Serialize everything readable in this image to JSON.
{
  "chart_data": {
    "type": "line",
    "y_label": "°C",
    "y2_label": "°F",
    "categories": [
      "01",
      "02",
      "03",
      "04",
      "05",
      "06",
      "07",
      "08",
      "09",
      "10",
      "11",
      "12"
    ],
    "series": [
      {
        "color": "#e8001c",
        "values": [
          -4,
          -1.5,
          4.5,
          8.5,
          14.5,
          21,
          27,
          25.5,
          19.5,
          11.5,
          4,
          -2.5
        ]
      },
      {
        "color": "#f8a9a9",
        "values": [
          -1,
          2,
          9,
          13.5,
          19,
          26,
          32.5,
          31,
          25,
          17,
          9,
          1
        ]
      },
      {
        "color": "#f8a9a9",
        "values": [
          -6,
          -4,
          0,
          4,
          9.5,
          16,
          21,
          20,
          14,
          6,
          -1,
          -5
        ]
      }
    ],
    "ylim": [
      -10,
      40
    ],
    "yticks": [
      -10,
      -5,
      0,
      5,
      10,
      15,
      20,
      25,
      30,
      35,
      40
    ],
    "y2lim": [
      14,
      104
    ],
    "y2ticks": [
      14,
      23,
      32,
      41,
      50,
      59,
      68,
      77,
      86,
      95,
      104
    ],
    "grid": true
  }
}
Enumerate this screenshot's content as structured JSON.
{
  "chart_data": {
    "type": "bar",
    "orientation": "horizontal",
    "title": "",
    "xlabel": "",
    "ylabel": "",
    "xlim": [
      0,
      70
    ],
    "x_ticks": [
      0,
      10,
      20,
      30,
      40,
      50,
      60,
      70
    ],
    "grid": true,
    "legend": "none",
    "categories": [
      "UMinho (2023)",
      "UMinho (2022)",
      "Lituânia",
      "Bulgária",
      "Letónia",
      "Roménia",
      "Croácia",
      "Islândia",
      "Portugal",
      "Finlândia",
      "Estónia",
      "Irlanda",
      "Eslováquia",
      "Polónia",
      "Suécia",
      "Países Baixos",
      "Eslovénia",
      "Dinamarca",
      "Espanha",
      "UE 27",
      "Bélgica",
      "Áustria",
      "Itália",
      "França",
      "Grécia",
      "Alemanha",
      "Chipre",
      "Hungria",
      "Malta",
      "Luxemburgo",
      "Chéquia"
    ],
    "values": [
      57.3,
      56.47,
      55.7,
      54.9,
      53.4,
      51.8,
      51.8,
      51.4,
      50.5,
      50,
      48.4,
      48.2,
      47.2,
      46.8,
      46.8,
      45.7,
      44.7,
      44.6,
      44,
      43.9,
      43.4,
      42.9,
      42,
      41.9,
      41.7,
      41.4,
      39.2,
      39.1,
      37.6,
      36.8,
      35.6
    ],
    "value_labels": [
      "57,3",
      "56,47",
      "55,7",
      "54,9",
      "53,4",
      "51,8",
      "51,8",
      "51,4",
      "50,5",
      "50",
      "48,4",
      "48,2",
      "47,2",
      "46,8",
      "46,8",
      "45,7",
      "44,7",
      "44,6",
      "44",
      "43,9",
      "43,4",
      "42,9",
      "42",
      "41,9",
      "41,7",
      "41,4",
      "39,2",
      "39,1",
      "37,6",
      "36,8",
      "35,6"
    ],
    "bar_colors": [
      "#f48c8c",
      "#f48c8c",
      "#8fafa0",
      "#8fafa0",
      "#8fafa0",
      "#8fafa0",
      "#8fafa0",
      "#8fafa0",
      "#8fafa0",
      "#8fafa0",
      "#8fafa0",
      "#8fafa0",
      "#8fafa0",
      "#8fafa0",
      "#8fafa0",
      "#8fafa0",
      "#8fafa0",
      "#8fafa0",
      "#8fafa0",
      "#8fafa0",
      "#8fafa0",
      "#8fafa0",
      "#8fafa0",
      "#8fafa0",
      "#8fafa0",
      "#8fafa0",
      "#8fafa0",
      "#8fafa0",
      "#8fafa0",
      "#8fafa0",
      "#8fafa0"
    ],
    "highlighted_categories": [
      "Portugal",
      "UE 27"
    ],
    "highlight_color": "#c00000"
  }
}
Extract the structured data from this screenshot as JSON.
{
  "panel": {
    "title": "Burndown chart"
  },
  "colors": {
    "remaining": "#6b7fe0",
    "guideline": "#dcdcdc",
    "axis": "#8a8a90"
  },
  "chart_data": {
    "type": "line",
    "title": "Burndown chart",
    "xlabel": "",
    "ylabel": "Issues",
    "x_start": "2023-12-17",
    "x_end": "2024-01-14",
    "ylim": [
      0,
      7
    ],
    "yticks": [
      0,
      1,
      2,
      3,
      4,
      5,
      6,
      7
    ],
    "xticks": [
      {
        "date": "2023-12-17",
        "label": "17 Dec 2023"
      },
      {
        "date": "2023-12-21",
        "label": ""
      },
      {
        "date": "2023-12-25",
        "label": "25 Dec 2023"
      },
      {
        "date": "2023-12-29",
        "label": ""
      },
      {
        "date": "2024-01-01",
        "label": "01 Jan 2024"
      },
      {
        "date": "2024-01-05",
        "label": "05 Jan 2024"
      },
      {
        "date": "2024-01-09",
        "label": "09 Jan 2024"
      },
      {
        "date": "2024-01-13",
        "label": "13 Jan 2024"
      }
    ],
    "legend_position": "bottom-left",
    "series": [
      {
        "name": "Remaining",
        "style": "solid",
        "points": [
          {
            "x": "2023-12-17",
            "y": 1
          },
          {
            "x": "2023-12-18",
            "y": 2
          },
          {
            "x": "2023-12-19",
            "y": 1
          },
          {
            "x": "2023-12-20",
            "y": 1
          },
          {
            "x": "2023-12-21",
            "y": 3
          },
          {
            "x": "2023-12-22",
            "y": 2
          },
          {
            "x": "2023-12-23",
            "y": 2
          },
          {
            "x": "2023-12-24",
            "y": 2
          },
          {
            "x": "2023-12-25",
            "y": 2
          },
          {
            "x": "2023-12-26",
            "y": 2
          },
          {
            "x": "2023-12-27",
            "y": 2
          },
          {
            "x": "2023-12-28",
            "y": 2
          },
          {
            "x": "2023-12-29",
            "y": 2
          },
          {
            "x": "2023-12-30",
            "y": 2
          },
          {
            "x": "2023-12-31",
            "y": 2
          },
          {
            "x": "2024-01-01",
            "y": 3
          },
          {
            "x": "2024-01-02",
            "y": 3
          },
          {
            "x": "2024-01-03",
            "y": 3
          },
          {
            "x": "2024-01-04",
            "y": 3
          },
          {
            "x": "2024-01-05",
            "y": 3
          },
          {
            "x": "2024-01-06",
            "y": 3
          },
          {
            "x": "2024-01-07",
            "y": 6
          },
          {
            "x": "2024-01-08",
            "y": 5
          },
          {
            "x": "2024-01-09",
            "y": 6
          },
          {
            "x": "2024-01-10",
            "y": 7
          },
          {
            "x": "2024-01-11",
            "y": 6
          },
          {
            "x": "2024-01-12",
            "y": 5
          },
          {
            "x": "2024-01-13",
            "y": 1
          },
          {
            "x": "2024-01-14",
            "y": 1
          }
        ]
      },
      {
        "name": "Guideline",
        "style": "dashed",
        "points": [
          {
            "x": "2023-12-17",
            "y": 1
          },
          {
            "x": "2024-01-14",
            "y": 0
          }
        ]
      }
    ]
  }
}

☆ ☆ ☆ ☆

__REQUIREMENTS__. Repeat the entries exactly, all of them.

__RESULT OF THE TASK__.
Serialize everything readable in this image to JSON.
{
  "chart_data": {
    "type": "line",
    "y_label": "°C",
    "y2_label": "°F",
    "categories": [
      "01",
      "02",
      "03",
      "04",
      "05",
      "06",
      "07",
      "08",
      "09",
      "10",
      "11",
      "12"
    ],
    "series": [
      {
        "color": "#e8001c",
        "values": [
          -4,
          -1.5,
          4.5,
          8.5,
          14.5,
          21,
          27,
          25.5,
          19.5,
          11.5,
          4,
          -2.5
        ]
      },
      {
        "color": "#f8a9a9",
        "values": [
          -1,
          2,
          9,
          13.5,
          19,
          26,
          32.5,
          31,
          25,
          17,
          9,
          1
        ]
      },
      {
        "color": "#f8a9a9",
        "values": [
          -6,
          -4,
          0,
          4,
          9.5,
          16,
          21,
          20,
          14,
          6,
          -1,
          -5
        ]
      }
    ],
    "ylim": [
      -10,
      40
    ],
    "yticks": [
      -10,
      -5,
      0,
      5,
      10,
      15,
      20,
      25,
      30,
      35,
      40
    ],
    "y2lim": [
      14,
      104
    ],
    "y2ticks": [
      14,
      23,
      32,
      41,
      50,
      59,
      68,
      77,
      86,
      95,
      104
    ],
    "grid": true
  }
}
Enumerate this screenshot's content as structured JSON.
{
  "chart_data": {
    "type": "bar",
    "orientation": "horizontal",
    "title": "",
    "xlabel": "",
    "ylabel": "",
    "xlim": [
      0,
      70
    ],
    "x_ticks": [
      0,
      10,
      20,
      30,
      40,
      50,
      60,
      70
    ],
    "grid": true,
    "legend": "none",
    "categories": [
      "UMinho (2023)",
      "UMinho (2022)",
      "Lituânia",
      "Bulgária",
      "Letónia",
      "Roménia",
      "Croácia",
      "Islândia",
      "Portugal",
      "Finlândia",
      "Estónia",
      "Irlanda",
      "Eslováquia",
      "Polónia",
      "Suécia",
      "Países Baixos",
      "Eslovénia",
      "Dinamarca",
      "Espanha",
      "UE 27",
      "Bélgica",
      "Áustria",
      "Itália",
      "França",
      "Grécia",
      "Alemanha",
      "Chipre",
      "Hungria",
      "Malta",
      "Luxemburgo",
      "Chéquia"
    ],
    "values": [
      57.3,
      56.47,
      55.7,
      54.9,
      53.4,
      51.8,
      51.8,
      51.4,
      50.5,
      50,
      48.4,
      48.2,
      47.2,
      46.8,
      46.8,
      45.7,
      44.7,
      44.6,
      44,
      43.9,
      43.4,
      42.9,
      42,
      41.9,
      41.7,
      41.4,
      39.2,
      39.1,
      37.6,
      36.8,
      35.6
    ],
    "value_labels": [
      "57,3",
      "56,47",
      "55,7",
      "54,9",
      "53,4",
      "51,8",
      "51,8",
      "51,4",
      "50,5",
      "50",
      "48,4",
      "48,2",
      "47,2",
      "46,8",
      "46,8",
      "45,7",
      "44,7",
      "44,6",
      "44",
      "43,9",
      "43,4",
      "42,9",
      "42",
      "41,9",
      "41,7",
      "41,4",
      "39,2",
      "39,1",
      "37,6",
      "36,8",
      "35,6"
    ],
    "bar_colors": [
      "#f48c8c",
      "#f48c8c",
      "#8fafa0",
      "#8fafa0",
      "#8fafa0",
      "#8fafa0",
      "#8fafa0",
      "#8fafa0",
      "#8fafa0",
      "#8fafa0",
      "#8fafa0",
      "#8fafa0",
      "#8fafa0",
      "#8fafa0",
      "#8fafa0",
      "#8fafa0",
      "#8fafa0",
      "#8fafa0",
      "#8fafa0",
      "#8fafa0",
      "#8fafa0",
      "#8fafa0",
      "#8fafa0",
      "#8fafa0",
      "#8fafa0",
      "#8fafa0",
      "#8fafa0",
      "#8fafa0",
      "#8fafa0",
      "#8fafa0",
      "#8fafa0"
    ],
    "highlighted_categories": [
      "Portugal",
      "UE 27"
    ],
    "highlight_color": "#c00000"
  }
}
Extract the structured data from this screenshot as JSON.
{
  "panel": {
    "title": "Burndown chart"
  },
  "colors": {
    "remaining": "#6b7fe0",
    "guideline": "#dcdcdc",
    "axis": "#8a8a90"
  },
  "chart_data": {
    "type": "line",
    "title": "Burndown chart",
    "xlabel": "",
    "ylabel": "Issues",
    "x_start": "2023-12-17",
    "x_end": "2024-01-14",
    "ylim": [
      0,
      7
    ],
    "yticks": [
      0,
      1,
      2,
      3,
      4,
      5,
      6,
      7
    ],
    "xticks": [
      {
        "date": "2023-12-17",
        "label": "17 Dec 2023"
      },
      {
        "date": "2023-12-21",
        "label": ""
      },
      {
        "date": "2023-12-25",
        "label": "25 Dec 2023"
      },
      {
        "date": "2023-12-29",
        "label": ""
      },
      {
        "date": "2024-01-01",
        "label": "01 Jan 2024"
      },
      {
        "date": "2024-01-05",
        "label": "05 Jan 2024"
      },
      {
        "date": "2024-01-09",
        "label": "09 Jan 2024"
      },
      {
        "date": "2024-01-13",
        "label": "13 Jan 2024"
      }
    ],
    "legend_position": "bottom-left",
    "series": [
      {
        "name": "Remaining",
        "style": "solid",
        "points": [
          {
            "x": "2023-12-17",
            "y": 1
          },
          {
            "x": "2023-12-18",
            "y": 2
          },
          {
            "x": "2023-12-19",
            "y": 1
          },
          {
            "x": "2023-12-20",
            "y": 1
          },
          {
            "x": "2023-12-21",
            "y": 3
          },
          {
            "x": "2023-12-22",
            "y": 2
          },
          {
            "x": "2023-12-23",
            "y": 2
          },
          {
            "x": "2023-12-24",
            "y": 2
          },
          {
            "x": "2023-12-25",
            "y": 2
          },
          {
            "x": "2023-12-26",
            "y": 2
          },
          {
            "x": "2023-12-27",
            "y": 2
          },
          {
            "x": "2023-12-28",
            "y": 2
          },
          {
            "x": "2023-12-29",
            "y": 2
          },
          {
            "x": "2023-12-30",
            "y": 2
          },
          {
            "x": "2023-12-31",
            "y": 2
          },
          {
            "x": "2024-01-01",
            "y": 3
          },
          {
            "x": "2024-01-02",
            "y": 3
          },
          {
            "x": "2024-01-03",
            "y": 3
          },
          {
            "x": "2024-01-04",
            "y": 3
          },
          {
            "x": "2024-01-05",
            "y": 3
          },
          {
            "x": "2024-01-06",
            "y": 3
          },
          {
            "x": "2024-01-07",
            "y": 6
          },
          {
            "x": "2024-01-08",
            "y": 5
          },
          {
            "x": "2024-01-09",
            "y": 6
          },
          {
            "x": "2024-01-10",
            "y": 7
          },
          {
            "x": "2024-01-11",
            "y": 6
          },
          {
            "x": "2024-01-12",
            "y": 5
          },
          {
            "x": "2024-01-13",
            "y": 1
          },
          {
            "x": "2024-01-14",
            "y": 1
          }
        ]
      },
      {
        "name": "Guideline",
        "style": "dashed",
        "points": [
          {
            "x": "2023-12-17",
            "y": 1
          },
          {
            "x": "2024-01-14",
            "y": 0
          }
        ]
      }
    ]
  }
}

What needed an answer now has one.